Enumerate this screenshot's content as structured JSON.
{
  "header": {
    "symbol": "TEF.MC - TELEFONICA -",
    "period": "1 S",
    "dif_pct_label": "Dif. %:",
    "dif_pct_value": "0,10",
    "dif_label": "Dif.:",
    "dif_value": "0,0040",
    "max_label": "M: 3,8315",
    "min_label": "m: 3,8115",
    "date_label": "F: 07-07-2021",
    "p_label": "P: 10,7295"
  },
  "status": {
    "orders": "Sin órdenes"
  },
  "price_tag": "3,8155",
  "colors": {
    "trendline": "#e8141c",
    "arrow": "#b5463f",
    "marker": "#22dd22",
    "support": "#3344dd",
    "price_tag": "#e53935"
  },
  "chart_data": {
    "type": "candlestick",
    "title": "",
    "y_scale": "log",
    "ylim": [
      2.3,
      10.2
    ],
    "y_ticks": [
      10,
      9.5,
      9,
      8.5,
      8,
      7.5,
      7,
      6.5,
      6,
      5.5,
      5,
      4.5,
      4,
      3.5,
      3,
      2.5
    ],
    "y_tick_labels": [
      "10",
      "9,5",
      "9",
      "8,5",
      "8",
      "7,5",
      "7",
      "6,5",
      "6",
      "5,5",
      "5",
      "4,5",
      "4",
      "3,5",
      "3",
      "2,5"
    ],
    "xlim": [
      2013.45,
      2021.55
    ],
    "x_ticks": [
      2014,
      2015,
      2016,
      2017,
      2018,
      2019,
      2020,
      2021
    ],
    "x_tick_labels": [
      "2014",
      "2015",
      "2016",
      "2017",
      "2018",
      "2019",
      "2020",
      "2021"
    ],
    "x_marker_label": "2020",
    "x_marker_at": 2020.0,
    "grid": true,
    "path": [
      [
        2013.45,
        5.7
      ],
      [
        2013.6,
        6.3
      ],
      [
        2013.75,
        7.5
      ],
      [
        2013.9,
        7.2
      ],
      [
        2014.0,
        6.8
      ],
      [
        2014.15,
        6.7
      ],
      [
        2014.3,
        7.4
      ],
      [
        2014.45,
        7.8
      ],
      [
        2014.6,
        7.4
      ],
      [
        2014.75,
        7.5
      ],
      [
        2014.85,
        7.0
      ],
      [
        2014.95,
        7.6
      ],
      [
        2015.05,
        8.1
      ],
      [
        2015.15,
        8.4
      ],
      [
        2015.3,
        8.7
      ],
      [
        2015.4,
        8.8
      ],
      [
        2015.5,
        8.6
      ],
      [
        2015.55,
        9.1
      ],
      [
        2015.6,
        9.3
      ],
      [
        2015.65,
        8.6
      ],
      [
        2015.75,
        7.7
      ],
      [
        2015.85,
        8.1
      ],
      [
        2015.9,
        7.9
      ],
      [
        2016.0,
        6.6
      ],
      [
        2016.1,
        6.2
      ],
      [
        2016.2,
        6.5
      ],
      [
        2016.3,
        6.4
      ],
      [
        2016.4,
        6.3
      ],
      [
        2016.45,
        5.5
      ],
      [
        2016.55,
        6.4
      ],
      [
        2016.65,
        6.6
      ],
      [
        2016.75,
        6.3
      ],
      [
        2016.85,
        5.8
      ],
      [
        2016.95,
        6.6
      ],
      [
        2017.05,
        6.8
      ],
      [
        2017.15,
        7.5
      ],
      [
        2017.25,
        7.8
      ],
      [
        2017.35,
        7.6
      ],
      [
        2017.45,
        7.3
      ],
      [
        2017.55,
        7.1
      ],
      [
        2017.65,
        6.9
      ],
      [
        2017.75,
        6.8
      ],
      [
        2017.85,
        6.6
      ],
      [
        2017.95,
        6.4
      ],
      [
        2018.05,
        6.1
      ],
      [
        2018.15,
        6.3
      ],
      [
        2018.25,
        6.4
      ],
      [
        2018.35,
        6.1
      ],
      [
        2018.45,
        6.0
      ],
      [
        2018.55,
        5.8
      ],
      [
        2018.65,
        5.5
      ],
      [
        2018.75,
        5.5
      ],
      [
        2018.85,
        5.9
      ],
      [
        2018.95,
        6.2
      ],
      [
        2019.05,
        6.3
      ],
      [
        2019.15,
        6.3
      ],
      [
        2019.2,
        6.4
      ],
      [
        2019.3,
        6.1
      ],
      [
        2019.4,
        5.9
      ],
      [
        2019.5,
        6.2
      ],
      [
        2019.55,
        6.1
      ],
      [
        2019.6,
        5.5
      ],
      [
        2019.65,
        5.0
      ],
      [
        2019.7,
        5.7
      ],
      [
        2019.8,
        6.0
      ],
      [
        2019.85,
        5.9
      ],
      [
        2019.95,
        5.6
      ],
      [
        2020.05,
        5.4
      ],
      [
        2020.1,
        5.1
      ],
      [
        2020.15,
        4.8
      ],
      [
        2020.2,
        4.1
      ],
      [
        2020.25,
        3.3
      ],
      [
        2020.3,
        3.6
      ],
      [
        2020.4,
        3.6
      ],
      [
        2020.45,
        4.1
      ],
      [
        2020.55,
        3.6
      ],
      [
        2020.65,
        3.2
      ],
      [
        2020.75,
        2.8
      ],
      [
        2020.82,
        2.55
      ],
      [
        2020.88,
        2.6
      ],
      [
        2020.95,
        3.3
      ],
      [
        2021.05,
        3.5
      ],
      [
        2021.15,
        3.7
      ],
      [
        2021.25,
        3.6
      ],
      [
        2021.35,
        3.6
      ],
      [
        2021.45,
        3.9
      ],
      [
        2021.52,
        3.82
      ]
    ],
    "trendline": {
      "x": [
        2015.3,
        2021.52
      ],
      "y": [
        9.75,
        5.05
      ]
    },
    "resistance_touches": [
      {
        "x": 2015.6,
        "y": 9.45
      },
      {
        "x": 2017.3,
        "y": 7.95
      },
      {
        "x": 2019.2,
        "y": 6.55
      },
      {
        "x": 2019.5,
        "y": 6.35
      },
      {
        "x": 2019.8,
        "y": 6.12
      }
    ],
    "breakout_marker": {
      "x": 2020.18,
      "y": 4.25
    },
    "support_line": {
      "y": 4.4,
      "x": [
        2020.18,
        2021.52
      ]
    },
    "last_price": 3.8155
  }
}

## Challenge
Reproduce all data above, unchanged.

## Written response
Enumerate this screenshot's content as structured JSON.
{
  "header": {
    "symbol": "TEF.MC - TELEFONICA -",
    "period": "1 S",
    "dif_pct_label": "Dif. %:",
    "dif_pct_value": "0,10",
    "dif_label": "Dif.:",
    "dif_value": "0,0040",
    "max_label": "M: 3,8315",
    "min_label": "m: 3,8115",
    "date_label": "F: 07-07-2021",
    "p_label": "P: 10,7295"
  },
  "status": {
    "orders": "Sin órdenes"
  },
  "price_tag": "3,8155",
  "colors": {
    "trendline": "#e8141c",
    "arrow": "#b5463f",
    "marker": "#22dd22",
    "support": "#3344dd",
    "price_tag": "#e53935"
  },
  "chart_data": {
    "type": "candlestick",
    "title": "",
    "y_scale": "log",
    "ylim": [
      2.3,
      10.2
    ],
    "y_ticks": [
      10,
      9.5,
      9,
      8.5,
      8,
      7.5,
      7,
      6.5,
      6,
      5.5,
      5,
      4.5,
      4,
      3.5,
      3,
      2.5
    ],
    "y_tick_labels": [
      "10",
      "9,5",
      "9",
      "8,5",
      "8",
      "7,5",
      "7",
      "6,5",
      "6",
      "5,5",
      "5",
      "4,5",
      "4",
      "3,5",
      "3",
      "2,5"
    ],
    "xlim": [
      2013.45,
      2021.55
    ],
    "x_ticks": [
      2014,
      2015,
      2016,
      2017,
      2018,
      2019,
      2020,
      2021
    ],
    "x_tick_labels": [
      "2014",
      "2015",
      "2016",
      "2017",
      "2018",
      "2019",
      "2020",
      "2021"
    ],
    "x_marker_label": "2020",
    "x_marker_at": 2020.0,
    "grid": true,
    "path": [
      [
        2013.45,
        5.7
      ],
      [
        2013.6,
        6.3
      ],
      [
        2013.75,
        7.5
      ],
      [
        2013.9,
        7.2
      ],
      [
        2014.0,
        6.8
      ],
      [
        2014.15,
        6.7
      ],
      [
        2014.3,
        7.4
      ],
      [
        2014.45,
        7.8
      ],
      [
        2014.6,
        7.4
      ],
      [
        2014.75,
        7.5
      ],
      [
        2014.85,
        7.0
      ],
      [
        2014.95,
        7.6
      ],
      [
        2015.05,
        8.1
      ],
      [
        2015.15,
        8.4
      ],
      [
        2015.3,
        8.7
      ],
      [
        2015.4,
        8.8
      ],
      [
        2015.5,
        8.6
      ],
      [
        2015.55,
        9.1
      ],
      [
        2015.6,
        9.3
      ],
      [
        2015.65,
        8.6
      ],
      [
        2015.75,
        7.7
      ],
      [
        2015.85,
        8.1
      ],
      [
        2015.9,
        7.9
      ],
      [
        2016.0,
        6.6
      ],
      [
        2016.1,
        6.2
      ],
      [
        2016.2,
        6.5
      ],
      [
        2016.3,
        6.4
      ],
      [
        2016.4,
        6.3
      ],
      [
        2016.45,
        5.5
      ],
      [
        2016.55,
        6.4
      ],
      [
        2016.65,
        6.6
      ],
      [
        2016.75,
        6.3
      ],
      [
        2016.85,
        5.8
      ],
      [
        2016.95,
        6.6
      ],
      [
        2017.05,
        6.8
      ],
      [
        2017.15,
        7.5
      ],
      [
        2017.25,
        7.8
      ],
      [
        2017.35,
        7.6
      ],
      [
        2017.45,
        7.3
      ],
      [
        2017.55,
        7.1
      ],
      [
        2017.65,
        6.9
      ],
      [
        2017.75,
        6.8
      ],
      [
        2017.85,
        6.6
      ],
      [
        2017.95,
        6.4
      ],
      [
        2018.05,
        6.1
      ],
      [
        2018.15,
        6.3
      ],
      [
        2018.25,
        6.4
      ],
      [
        2018.35,
        6.1
      ],
      [
        2018.45,
        6.0
      ],
      [
        2018.55,
        5.8
      ],
      [
        2018.65,
        5.5
      ],
      [
        2018.75,
        5.5
      ],
      [
        2018.85,
        5.9
      ],
      [
        2018.95,
        6.2
      ],
      [
        2019.05,
        6.3
      ],
      [
        2019.15,
        6.3
      ],
      [
        2019.2,
        6.4
      ],
      [
        2019.3,
        6.1
      ],
      [
        2019.4,
        5.9
      ],
      [
        2019.5,
        6.2
      ],
      [
        2019.55,
        6.1
      ],
      [
        2019.6,
        5.5
      ],
      [
        2019.65,
        5.0
      ],
      [
        2019.7,
        5.7
      ],
      [
        2019.8,
        6.0
      ],
      [
        2019.85,
        5.9
      ],
      [
        2019.95,
        5.6
      ],
      [
        2020.05,
        5.4
      ],
      [
        2020.1,
        5.1
      ],
      [
        2020.15,
        4.8
      ],
      [
        2020.2,
        4.1
      ],
      [
        2020.25,
        3.3
      ],
      [
        2020.3,
        3.6
      ],
      [
        2020.4,
        3.6
      ],
      [
        2020.45,
        4.1
      ],
      [
        2020.55,
        3.6
      ],
      [
        2020.65,
        3.2
      ],
      [
        2020.75,
        2.8
      ],
      [
        2020.82,
        2.55
      ],
      [
        2020.88,
        2.6
      ],
      [
        2020.95,
        3.3
      ],
      [
        2021.05,
        3.5
      ],
      [
        2021.15,
        3.7
      ],
      [
        2021.25,
        3.6
      ],
      [
        2021.35,
        3.6
      ],
      [
        2021.45,
        3.9
      ],
      [
        2021.52,
        3.82
      ]
    ],
    "trendline": {
      "x": [
        2015.3,
        2021.52
      ],
      "y": [
        9.75,
        5.05
      ]
    },
    "resistance_touches": [
      {
        "x": 2015.6,
        "y": 9.45
      },
      {
        "x": 2017.3,
        "y": 7.95
      },
      {
        "x": 2019.2,
        "y": 6.55
      },
      {
        "x": 2019.5,
        "y": 6.35
      },
      {
        "x": 2019.8,
        "y": 6.12
      }
    ],
    "breakout_marker": {
      "x": 2020.18,
      "y": 4.25
    },
    "support_line": {
      "y": 4.4,
      "x": [
        2020.18,
        2021.52
      ]
    },
    "last_price": 3.8155
  }
}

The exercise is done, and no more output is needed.